Items listed in a dataset
───

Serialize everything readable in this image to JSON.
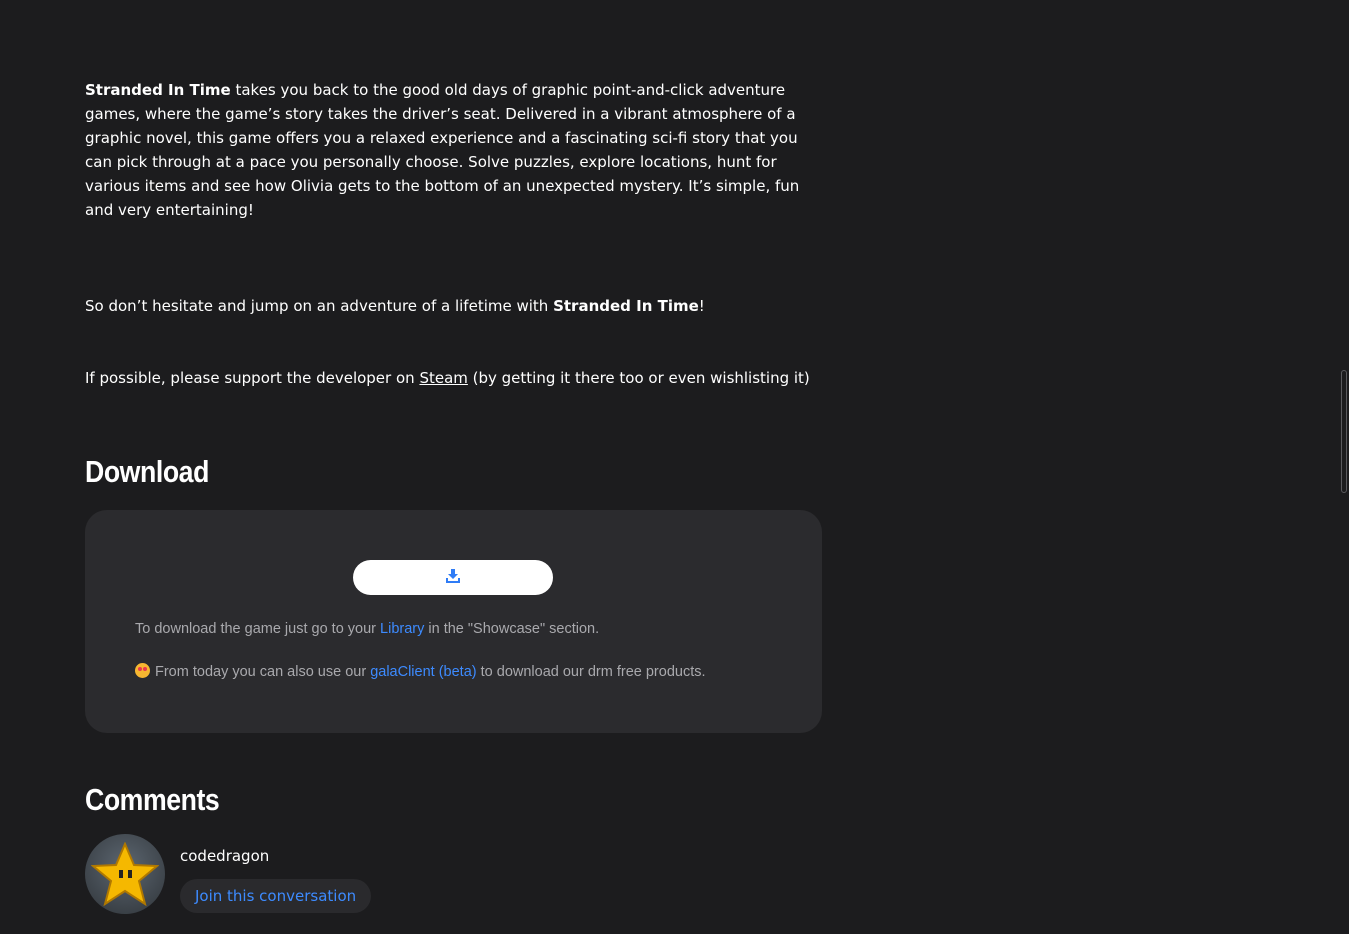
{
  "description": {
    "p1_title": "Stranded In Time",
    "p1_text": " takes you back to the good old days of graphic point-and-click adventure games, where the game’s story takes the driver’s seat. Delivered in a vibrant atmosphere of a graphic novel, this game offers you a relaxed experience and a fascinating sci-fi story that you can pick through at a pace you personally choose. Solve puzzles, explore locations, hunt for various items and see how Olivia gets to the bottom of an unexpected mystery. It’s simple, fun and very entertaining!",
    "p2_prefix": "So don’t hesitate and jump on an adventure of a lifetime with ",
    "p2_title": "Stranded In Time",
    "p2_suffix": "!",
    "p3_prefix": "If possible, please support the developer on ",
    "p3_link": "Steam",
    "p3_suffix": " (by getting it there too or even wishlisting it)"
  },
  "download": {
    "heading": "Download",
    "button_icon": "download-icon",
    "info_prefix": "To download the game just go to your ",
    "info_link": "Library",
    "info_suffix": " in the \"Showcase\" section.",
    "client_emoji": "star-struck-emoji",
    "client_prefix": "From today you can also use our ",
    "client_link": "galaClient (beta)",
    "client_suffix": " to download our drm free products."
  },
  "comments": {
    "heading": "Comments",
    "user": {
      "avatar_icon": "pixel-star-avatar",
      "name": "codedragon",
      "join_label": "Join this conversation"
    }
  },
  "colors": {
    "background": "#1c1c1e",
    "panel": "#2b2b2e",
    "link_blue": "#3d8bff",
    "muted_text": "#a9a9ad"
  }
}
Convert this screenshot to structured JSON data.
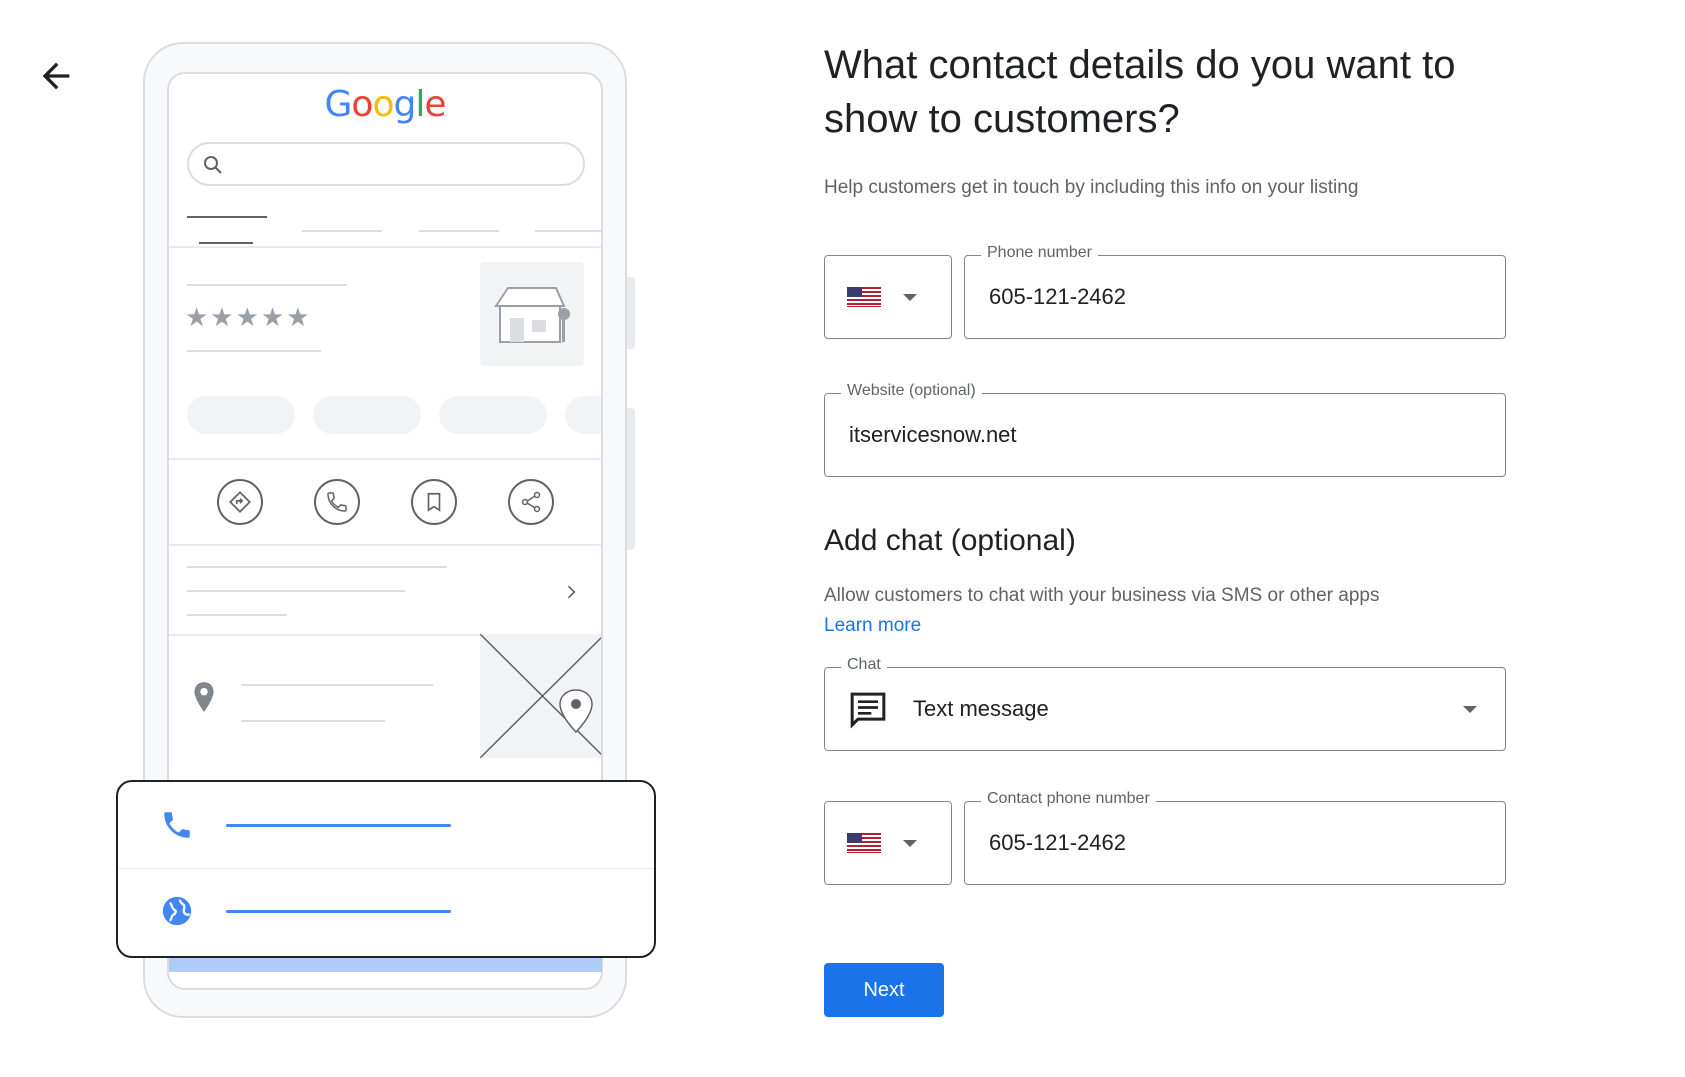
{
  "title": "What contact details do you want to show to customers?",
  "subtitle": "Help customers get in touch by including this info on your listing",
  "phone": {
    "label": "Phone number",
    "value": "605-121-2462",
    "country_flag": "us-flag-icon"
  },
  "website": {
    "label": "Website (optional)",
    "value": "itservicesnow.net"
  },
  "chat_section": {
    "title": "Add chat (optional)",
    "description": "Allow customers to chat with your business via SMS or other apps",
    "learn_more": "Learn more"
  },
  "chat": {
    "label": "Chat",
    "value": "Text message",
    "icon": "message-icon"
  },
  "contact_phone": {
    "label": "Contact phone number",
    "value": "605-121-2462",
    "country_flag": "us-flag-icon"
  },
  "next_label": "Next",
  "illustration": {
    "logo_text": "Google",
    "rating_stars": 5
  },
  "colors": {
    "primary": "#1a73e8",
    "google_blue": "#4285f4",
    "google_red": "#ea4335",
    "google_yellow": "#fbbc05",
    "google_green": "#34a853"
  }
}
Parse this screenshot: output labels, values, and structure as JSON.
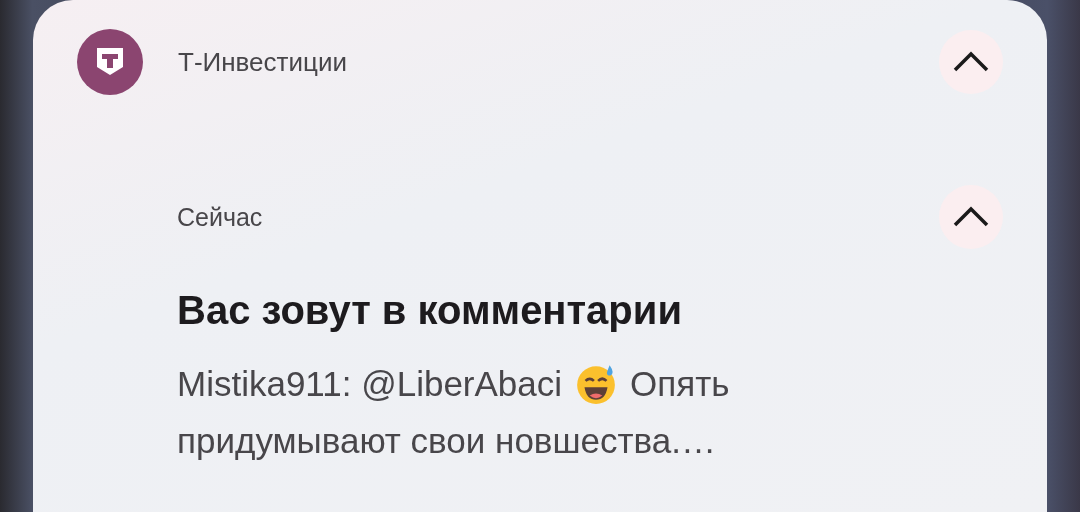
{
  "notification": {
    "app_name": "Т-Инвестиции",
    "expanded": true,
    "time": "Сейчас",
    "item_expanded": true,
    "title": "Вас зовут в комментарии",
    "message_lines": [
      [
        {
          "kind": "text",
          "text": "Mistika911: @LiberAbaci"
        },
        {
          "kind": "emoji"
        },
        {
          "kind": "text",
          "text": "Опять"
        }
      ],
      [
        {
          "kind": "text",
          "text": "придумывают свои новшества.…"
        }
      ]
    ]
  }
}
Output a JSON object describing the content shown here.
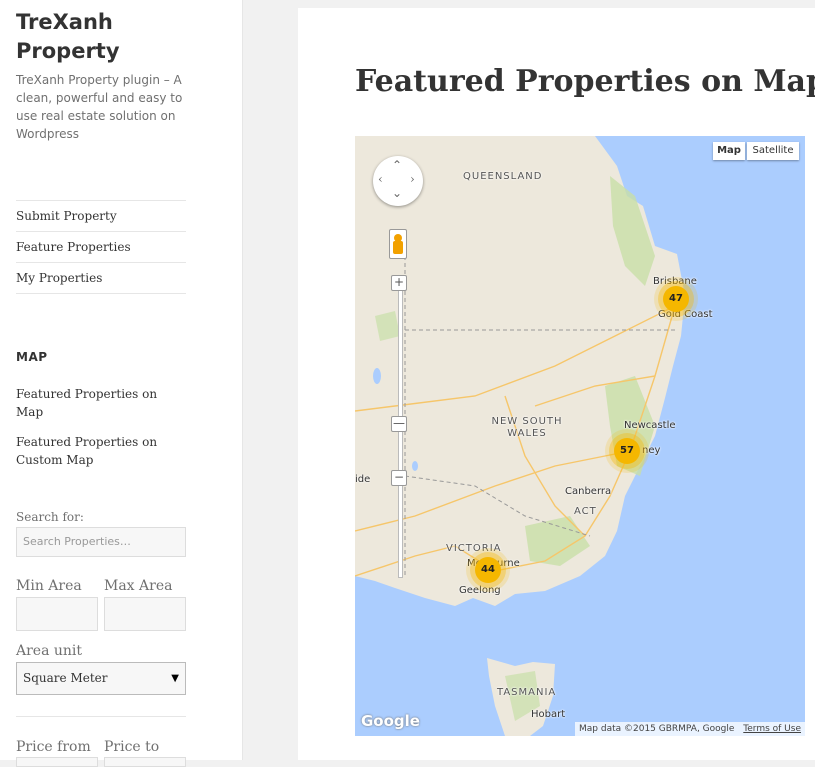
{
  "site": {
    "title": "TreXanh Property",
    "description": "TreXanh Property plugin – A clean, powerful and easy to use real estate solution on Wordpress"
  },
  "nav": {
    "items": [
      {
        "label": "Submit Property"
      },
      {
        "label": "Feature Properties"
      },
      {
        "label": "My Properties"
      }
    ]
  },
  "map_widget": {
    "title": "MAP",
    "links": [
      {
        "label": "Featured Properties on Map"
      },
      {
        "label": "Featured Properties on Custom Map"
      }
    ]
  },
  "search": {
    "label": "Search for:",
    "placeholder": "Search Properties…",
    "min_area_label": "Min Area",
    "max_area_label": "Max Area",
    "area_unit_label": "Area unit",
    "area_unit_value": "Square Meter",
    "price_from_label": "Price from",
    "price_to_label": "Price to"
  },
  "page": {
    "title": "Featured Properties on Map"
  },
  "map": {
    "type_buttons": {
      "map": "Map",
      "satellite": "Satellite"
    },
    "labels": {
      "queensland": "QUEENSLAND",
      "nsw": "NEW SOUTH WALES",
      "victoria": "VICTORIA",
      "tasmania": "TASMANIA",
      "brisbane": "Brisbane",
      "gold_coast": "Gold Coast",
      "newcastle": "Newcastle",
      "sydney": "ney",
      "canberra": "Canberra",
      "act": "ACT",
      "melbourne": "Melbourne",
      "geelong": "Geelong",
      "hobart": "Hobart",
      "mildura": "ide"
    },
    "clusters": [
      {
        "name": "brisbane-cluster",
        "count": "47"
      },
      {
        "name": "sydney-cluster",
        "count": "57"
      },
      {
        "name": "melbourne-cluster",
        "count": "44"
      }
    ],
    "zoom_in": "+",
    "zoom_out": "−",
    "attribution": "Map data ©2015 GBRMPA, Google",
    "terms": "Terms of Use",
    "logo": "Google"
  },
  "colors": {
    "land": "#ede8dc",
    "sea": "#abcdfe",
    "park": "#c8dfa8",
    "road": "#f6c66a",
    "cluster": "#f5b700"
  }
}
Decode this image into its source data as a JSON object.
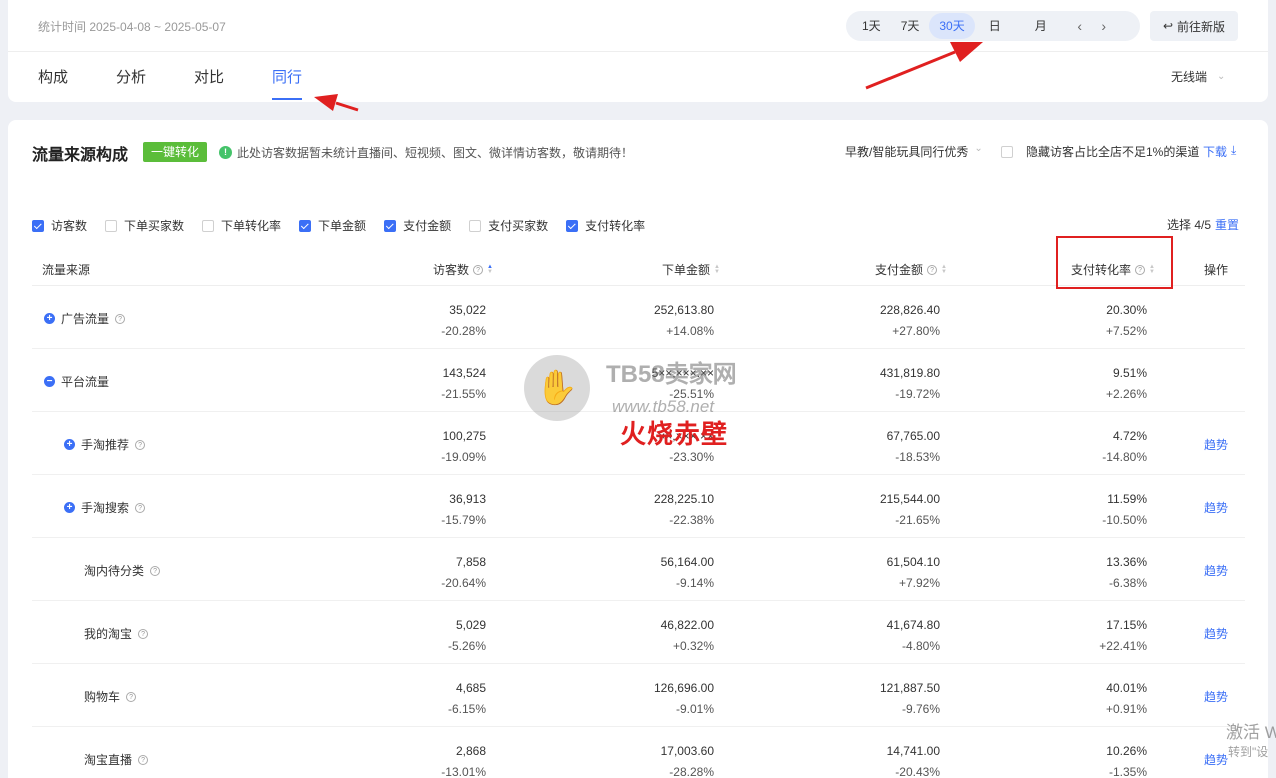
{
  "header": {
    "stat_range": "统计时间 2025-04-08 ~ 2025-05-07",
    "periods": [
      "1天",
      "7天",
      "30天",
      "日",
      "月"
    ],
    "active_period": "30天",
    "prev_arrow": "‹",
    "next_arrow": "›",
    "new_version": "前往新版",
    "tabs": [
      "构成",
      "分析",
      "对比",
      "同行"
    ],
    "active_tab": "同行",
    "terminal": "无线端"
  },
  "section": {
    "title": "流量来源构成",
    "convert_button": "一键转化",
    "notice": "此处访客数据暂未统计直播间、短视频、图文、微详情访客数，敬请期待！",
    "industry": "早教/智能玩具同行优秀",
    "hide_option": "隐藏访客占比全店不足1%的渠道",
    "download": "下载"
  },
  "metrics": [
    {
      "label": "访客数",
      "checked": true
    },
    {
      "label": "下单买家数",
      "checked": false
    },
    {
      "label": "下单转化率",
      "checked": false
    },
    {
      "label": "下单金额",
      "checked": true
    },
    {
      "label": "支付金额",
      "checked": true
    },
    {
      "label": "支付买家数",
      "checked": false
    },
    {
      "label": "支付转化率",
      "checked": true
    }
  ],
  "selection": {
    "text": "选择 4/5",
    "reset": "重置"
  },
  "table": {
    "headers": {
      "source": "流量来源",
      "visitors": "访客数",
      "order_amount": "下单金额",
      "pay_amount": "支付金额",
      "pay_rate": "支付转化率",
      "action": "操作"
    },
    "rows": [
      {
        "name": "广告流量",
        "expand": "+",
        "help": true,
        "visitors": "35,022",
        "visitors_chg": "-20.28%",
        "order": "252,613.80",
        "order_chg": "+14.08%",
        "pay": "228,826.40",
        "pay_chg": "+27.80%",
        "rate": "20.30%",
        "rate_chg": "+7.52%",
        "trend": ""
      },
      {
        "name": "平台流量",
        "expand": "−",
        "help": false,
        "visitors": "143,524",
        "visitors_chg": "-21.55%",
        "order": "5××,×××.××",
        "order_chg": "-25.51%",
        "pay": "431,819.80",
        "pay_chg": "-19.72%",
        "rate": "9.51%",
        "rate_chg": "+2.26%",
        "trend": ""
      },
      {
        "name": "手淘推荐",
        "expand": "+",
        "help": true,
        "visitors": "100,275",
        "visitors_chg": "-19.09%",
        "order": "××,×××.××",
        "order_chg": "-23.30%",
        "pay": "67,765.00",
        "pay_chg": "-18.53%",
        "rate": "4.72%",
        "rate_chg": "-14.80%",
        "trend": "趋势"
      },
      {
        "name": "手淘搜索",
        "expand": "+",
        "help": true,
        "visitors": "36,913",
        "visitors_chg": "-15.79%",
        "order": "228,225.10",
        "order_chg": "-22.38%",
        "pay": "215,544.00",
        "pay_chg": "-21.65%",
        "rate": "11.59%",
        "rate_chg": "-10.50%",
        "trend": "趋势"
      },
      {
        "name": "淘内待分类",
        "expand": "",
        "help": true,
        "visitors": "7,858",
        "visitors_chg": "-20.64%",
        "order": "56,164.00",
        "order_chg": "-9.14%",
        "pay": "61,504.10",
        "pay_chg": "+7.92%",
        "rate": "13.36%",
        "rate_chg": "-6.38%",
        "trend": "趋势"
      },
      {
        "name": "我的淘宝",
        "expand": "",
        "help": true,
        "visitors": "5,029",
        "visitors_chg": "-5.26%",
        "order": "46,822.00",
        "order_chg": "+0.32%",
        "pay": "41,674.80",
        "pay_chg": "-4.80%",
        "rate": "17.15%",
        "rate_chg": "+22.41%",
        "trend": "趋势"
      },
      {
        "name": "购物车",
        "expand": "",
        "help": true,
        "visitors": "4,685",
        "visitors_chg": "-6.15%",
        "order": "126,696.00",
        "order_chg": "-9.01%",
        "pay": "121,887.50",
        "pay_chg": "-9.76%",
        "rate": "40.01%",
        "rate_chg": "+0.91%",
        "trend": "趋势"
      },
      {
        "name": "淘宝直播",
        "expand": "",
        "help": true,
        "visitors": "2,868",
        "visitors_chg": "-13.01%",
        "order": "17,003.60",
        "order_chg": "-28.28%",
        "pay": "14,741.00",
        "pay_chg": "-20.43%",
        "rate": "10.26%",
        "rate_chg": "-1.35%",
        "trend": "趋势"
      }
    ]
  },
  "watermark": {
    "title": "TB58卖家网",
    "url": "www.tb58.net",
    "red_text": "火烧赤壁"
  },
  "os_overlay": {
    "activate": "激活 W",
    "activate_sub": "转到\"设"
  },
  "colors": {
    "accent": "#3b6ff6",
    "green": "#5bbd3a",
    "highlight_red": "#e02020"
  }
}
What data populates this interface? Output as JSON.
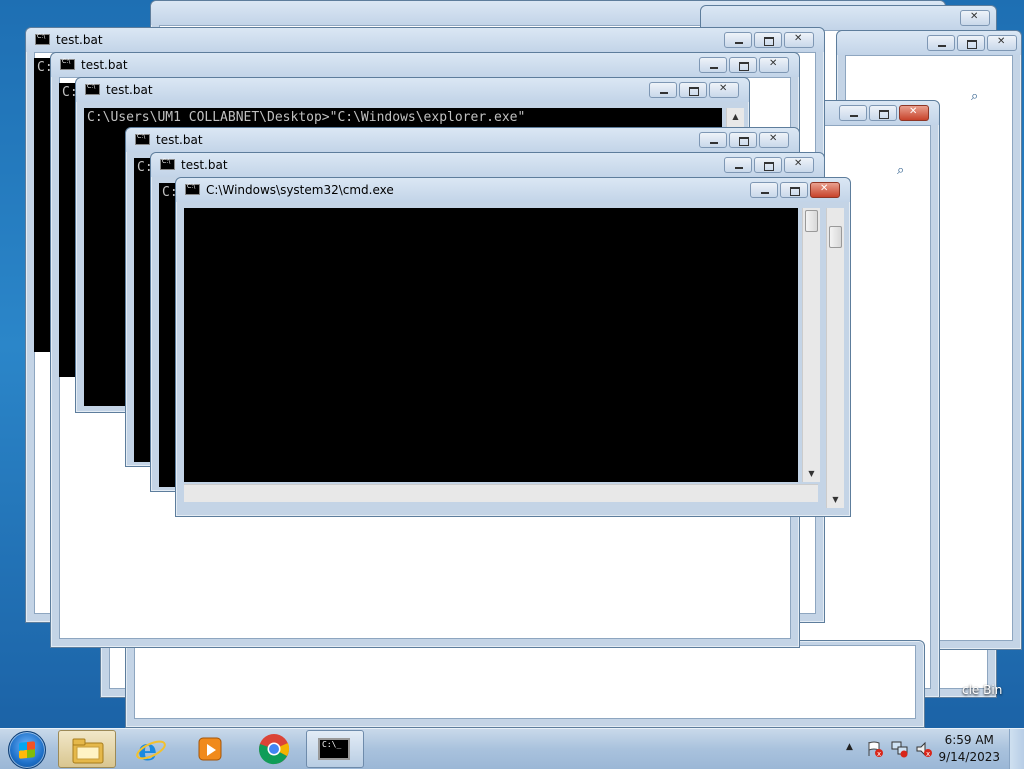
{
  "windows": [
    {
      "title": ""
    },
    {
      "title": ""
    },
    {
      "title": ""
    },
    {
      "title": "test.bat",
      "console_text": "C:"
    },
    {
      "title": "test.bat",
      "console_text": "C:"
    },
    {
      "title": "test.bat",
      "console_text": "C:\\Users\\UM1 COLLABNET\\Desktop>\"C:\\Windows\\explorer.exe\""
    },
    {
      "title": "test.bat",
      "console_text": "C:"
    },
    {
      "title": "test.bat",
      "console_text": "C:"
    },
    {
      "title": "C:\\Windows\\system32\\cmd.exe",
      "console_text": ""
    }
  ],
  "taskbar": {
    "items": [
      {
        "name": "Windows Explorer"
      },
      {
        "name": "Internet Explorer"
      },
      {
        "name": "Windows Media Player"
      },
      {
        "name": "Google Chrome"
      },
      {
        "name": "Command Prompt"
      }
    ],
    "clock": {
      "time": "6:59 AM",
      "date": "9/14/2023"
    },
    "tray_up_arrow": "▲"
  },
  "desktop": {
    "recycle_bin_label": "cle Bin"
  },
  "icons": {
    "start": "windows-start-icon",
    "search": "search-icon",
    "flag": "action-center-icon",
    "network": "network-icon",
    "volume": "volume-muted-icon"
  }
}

───

* **PROBLEM DESCRIPTION**: Report how many lines in the listing above include the word "Stranded". Give nothing but the number.

* **ANSWER TO THE TASK**: 2